Start Records for this task

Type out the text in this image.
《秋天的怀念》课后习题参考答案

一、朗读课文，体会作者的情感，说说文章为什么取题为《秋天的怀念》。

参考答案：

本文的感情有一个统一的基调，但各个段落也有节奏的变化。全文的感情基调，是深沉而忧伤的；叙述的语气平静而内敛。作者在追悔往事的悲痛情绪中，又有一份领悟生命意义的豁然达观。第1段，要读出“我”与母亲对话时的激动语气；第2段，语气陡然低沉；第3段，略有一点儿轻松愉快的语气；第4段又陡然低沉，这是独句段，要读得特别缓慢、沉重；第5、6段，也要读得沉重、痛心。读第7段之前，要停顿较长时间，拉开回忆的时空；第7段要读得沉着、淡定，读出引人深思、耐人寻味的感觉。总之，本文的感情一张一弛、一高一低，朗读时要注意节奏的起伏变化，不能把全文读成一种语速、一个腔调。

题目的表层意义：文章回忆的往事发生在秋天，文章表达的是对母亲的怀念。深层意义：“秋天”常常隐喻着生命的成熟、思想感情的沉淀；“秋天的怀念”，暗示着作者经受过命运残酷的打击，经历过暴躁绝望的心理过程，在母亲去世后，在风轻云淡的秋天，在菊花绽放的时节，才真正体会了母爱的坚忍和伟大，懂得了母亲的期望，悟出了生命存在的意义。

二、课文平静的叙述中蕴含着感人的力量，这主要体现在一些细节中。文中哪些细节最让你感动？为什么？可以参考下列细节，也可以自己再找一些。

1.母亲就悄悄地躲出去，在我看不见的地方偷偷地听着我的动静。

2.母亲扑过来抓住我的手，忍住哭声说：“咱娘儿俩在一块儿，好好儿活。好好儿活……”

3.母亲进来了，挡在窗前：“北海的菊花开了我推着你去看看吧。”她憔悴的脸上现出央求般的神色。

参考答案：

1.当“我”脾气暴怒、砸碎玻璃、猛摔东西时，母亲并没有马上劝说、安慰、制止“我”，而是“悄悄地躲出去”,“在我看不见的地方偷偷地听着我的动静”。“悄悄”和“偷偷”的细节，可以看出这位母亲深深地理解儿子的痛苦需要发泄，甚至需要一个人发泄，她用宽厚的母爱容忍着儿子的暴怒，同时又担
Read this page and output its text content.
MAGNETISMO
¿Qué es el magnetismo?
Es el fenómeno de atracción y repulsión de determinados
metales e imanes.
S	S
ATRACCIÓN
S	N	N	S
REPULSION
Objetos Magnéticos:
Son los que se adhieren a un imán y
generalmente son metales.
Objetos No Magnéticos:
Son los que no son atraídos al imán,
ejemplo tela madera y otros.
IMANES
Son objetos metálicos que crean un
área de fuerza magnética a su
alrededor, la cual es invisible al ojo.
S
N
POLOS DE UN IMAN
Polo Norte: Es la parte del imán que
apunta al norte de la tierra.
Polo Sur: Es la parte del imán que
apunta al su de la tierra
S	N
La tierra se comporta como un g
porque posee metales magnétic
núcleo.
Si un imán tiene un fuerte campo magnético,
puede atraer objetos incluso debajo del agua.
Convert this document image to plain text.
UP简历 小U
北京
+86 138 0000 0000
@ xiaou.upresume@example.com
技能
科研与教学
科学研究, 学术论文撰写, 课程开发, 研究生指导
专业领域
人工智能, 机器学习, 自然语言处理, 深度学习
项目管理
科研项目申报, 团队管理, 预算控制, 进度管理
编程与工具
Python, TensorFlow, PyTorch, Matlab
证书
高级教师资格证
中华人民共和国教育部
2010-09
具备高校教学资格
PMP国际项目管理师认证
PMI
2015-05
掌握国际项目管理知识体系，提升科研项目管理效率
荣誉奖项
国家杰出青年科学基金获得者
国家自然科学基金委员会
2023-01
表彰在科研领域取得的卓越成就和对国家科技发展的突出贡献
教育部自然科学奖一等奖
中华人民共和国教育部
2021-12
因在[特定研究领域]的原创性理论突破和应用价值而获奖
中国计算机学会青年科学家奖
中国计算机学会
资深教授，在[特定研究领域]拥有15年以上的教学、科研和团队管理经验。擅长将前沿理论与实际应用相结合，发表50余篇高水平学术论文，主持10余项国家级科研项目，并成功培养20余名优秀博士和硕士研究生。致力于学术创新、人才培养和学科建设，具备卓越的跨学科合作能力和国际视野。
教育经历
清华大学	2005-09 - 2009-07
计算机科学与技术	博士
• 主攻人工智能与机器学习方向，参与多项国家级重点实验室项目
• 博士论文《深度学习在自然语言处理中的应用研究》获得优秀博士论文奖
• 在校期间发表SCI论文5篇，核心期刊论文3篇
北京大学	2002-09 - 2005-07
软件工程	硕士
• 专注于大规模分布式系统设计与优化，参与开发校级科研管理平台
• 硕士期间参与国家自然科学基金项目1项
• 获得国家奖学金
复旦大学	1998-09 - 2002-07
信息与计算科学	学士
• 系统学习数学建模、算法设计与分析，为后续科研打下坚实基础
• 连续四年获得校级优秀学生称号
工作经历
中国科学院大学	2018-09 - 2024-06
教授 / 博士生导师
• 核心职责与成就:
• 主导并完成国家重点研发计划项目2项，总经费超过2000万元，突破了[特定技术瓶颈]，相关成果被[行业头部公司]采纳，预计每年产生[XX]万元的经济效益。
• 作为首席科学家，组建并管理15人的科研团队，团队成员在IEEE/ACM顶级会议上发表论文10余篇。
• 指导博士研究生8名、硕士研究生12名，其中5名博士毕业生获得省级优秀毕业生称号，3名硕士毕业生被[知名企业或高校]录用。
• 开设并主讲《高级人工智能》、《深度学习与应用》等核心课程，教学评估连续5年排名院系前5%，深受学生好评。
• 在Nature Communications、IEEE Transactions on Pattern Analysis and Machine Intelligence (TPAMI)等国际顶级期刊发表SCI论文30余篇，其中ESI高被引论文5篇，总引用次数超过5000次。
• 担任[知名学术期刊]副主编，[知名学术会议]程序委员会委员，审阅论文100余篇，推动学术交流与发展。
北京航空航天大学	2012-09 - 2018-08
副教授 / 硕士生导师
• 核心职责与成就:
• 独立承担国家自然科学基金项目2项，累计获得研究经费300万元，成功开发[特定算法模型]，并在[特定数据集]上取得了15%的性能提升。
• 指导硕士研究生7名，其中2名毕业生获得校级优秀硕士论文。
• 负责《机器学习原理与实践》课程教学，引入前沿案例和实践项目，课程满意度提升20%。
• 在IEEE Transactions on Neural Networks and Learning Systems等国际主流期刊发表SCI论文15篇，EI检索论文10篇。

End Records for this task

▶ [Task to complete]:
Output all records verbatim.

▶ [Correct response]:
Type out the text in this image.
《秋天的怀念》课后习题参考答案

一、朗读课文，体会作者的情感，说说文章为什么取题为《秋天的怀念》。

参考答案：

本文的感情有一个统一的基调，但各个段落也有节奏的变化。全文的感情基调，是深沉而忧伤的；叙述的语气平静而内敛。作者在追悔往事的悲痛情绪中，又有一份领悟生命意义的豁然达观。第1段，要读出“我”与母亲对话时的激动语气；第2段，语气陡然低沉；第3段，略有一点儿轻松愉快的语气；第4段又陡然低沉，这是独句段，要读得特别缓慢、沉重；第5、6段，也要读得沉重、痛心。读第7段之前，要停顿较长时间，拉开回忆的时空；第7段要读得沉着、淡定，读出引人深思、耐人寻味的感觉。总之，本文的感情一张一弛、一高一低，朗读时要注意节奏的起伏变化，不能把全文读成一种语速、一个腔调。

题目的表层意义：文章回忆的往事发生在秋天，文章表达的是对母亲的怀念。深层意义：“秋天”常常隐喻着生命的成熟、思想感情的沉淀；“秋天的怀念”，暗示着作者经受过命运残酷的打击，经历过暴躁绝望的心理过程，在母亲去世后，在风轻云淡的秋天，在菊花绽放的时节，才真正体会了母爱的坚忍和伟大，懂得了母亲的期望，悟出了生命存在的意义。

二、课文平静的叙述中蕴含着感人的力量，这主要体现在一些细节中。文中哪些细节最让你感动？为什么？可以参考下列细节，也可以自己再找一些。

1.母亲就悄悄地躲出去，在我看不见的地方偷偷地听着我的动静。

2.母亲扑过来抓住我的手，忍住哭声说：“咱娘儿俩在一块儿，好好儿活。好好儿活……”

3.母亲进来了，挡在窗前：“北海的菊花开了我推着你去看看吧。”她憔悴的脸上现出央求般的神色。

参考答案：

1.当“我”脾气暴怒、砸碎玻璃、猛摔东西时，母亲并没有马上劝说、安慰、制止“我”，而是“悄悄地躲出去”,“在我看不见的地方偷偷地听着我的动静”。“悄悄”和“偷偷”的细节，可以看出这位母亲深深地理解儿子的痛苦需要发泄，甚至需要一个人发泄，她用宽厚的母爱容忍着儿子的暴怒，同时又担
Read this page and output its text content.
MAGNETISMO
¿Qué es el magnetismo?
Es el fenómeno de atracción y repulsión de determinados
metales e imanes.
S	S
ATRACCIÓN
S	N	N	S
REPULSION
Objetos Magnéticos:
Son los que se adhieren a un imán y
generalmente son metales.
Objetos No Magnéticos:
Son los que no son atraídos al imán,
ejemplo tela madera y otros.
IMANES
Son objetos metálicos que crean un
área de fuerza magnética a su
alrededor, la cual es invisible al ojo.
S
N
POLOS DE UN IMAN
Polo Norte: Es la parte del imán que
apunta al norte de la tierra.
Polo Sur: Es la parte del imán que
apunta al su de la tierra
S	N
La tierra se comporta como un g
porque posee metales magnétic
núcleo.
Si un imán tiene un fuerte campo magnético,
puede atraer objetos incluso debajo del agua.
Convert this document image to plain text.
UP简历 小U
北京
+86 138 0000 0000
@ xiaou.upresume@example.com
技能
科研与教学
科学研究, 学术论文撰写, 课程开发, 研究生指导
专业领域
人工智能, 机器学习, 自然语言处理, 深度学习
项目管理
科研项目申报, 团队管理, 预算控制, 进度管理
编程与工具
Python, TensorFlow, PyTorch, Matlab
证书
高级教师资格证
中华人民共和国教育部
2010-09
具备高校教学资格
PMP国际项目管理师认证
PMI
2015-05
掌握国际项目管理知识体系，提升科研项目管理效率
荣誉奖项
国家杰出青年科学基金获得者
国家自然科学基金委员会
2023-01
表彰在科研领域取得的卓越成就和对国家科技发展的突出贡献
教育部自然科学奖一等奖
中华人民共和国教育部
2021-12
因在[特定研究领域]的原创性理论突破和应用价值而获奖
中国计算机学会青年科学家奖
中国计算机学会
资深教授，在[特定研究领域]拥有15年以上的教学、科研和团队管理经验。擅长将前沿理论与实际应用相结合，发表50余篇高水平学术论文，主持10余项国家级科研项目，并成功培养20余名优秀博士和硕士研究生。致力于学术创新、人才培养和学科建设，具备卓越的跨学科合作能力和国际视野。
教育经历
清华大学	2005-09 - 2009-07
计算机科学与技术	博士
• 主攻人工智能与机器学习方向，参与多项国家级重点实验室项目
• 博士论文《深度学习在自然语言处理中的应用研究》获得优秀博士论文奖
• 在校期间发表SCI论文5篇，核心期刊论文3篇
北京大学	2002-09 - 2005-07
软件工程	硕士
• 专注于大规模分布式系统设计与优化，参与开发校级科研管理平台
• 硕士期间参与国家自然科学基金项目1项
• 获得国家奖学金
复旦大学	1998-09 - 2002-07
信息与计算科学	学士
• 系统学习数学建模、算法设计与分析，为后续科研打下坚实基础
• 连续四年获得校级优秀学生称号
工作经历
中国科学院大学	2018-09 - 2024-06
教授 / 博士生导师
• 核心职责与成就:
• 主导并完成国家重点研发计划项目2项，总经费超过2000万元，突破了[特定技术瓶颈]，相关成果被[行业头部公司]采纳，预计每年产生[XX]万元的经济效益。
• 作为首席科学家，组建并管理15人的科研团队，团队成员在IEEE/ACM顶级会议上发表论文10余篇。
• 指导博士研究生8名、硕士研究生12名，其中5名博士毕业生获得省级优秀毕业生称号，3名硕士毕业生被[知名企业或高校]录用。
• 开设并主讲《高级人工智能》、《深度学习与应用》等核心课程，教学评估连续5年排名院系前5%，深受学生好评。
• 在Nature Communications、IEEE Transactions on Pattern Analysis and Machine Intelligence (TPAMI)等国际顶级期刊发表SCI论文30余篇，其中ESI高被引论文5篇，总引用次数超过5000次。
• 担任[知名学术期刊]副主编，[知名学术会议]程序委员会委员，审阅论文100余篇，推动学术交流与发展。
北京航空航天大学	2012-09 - 2018-08
副教授 / 硕士生导师
• 核心职责与成就:
• 独立承担国家自然科学基金项目2项，累计获得研究经费300万元，成功开发[特定算法模型]，并在[特定数据集]上取得了15%的性能提升。
• 指导硕士研究生7名，其中2名毕业生获得校级优秀硕士论文。
• 负责《机器学习原理与实践》课程教学，引入前沿案例和实践项目，课程满意度提升20%。
• 在IEEE Transactions on Neural Networks and Learning Systems等国际主流期刊发表SCI论文15篇，EI检索论文10篇。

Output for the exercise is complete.